— Entries shown —
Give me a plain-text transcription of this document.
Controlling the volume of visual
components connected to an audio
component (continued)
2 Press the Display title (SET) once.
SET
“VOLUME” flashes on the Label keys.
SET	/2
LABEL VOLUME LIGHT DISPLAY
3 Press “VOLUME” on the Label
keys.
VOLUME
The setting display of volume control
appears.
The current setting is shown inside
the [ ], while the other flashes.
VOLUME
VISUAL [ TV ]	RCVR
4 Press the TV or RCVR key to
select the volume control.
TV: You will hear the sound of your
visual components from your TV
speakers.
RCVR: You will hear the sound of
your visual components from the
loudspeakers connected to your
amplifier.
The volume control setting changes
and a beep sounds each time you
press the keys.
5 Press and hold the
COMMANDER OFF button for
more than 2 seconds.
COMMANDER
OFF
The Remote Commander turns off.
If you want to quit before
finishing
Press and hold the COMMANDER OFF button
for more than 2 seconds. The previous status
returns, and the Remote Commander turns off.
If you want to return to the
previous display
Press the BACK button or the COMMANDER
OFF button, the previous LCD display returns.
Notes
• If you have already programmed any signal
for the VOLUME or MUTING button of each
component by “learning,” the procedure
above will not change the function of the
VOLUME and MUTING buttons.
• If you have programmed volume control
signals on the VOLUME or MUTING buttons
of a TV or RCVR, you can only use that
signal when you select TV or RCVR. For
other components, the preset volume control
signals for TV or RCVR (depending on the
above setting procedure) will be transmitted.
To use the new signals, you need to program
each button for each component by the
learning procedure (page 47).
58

— Task statement —
Reproduce the records in full, exactly as written.

— Reply to the task —
Give me a plain-text transcription of this document.
Controlling the volume of visual
components connected to an audio
component (continued)
2 Press the Display title (SET) once.
SET
“VOLUME” flashes on the Label keys.
SET	/2
LABEL VOLUME LIGHT DISPLAY
3 Press “VOLUME” on the Label
keys.
VOLUME
The setting display of volume control
appears.
The current setting is shown inside
the [ ], while the other flashes.
VOLUME
VISUAL [ TV ]	RCVR
4 Press the TV or RCVR key to
select the volume control.
TV: You will hear the sound of your
visual components from your TV
speakers.
RCVR: You will hear the sound of
your visual components from the
loudspeakers connected to your
amplifier.
The volume control setting changes
and a beep sounds each time you
press the keys.
5 Press and hold the
COMMANDER OFF button for
more than 2 seconds.
COMMANDER
OFF
The Remote Commander turns off.
If you want to quit before
finishing
Press and hold the COMMANDER OFF button
for more than 2 seconds. The previous status
returns, and the Remote Commander turns off.
If you want to return to the
previous display
Press the BACK button or the COMMANDER
OFF button, the previous LCD display returns.
Notes
• If you have already programmed any signal
for the VOLUME or MUTING button of each
component by “learning,” the procedure
above will not change the function of the
VOLUME and MUTING buttons.
• If you have programmed volume control
signals on the VOLUME or MUTING buttons
of a TV or RCVR, you can only use that
signal when you select TV or RCVR. For
other components, the preset volume control
signals for TV or RCVR (depending on the
above setting procedure) will be transmitted.
To use the new signals, you need to program
each button for each component by the
learning procedure (page 47).
58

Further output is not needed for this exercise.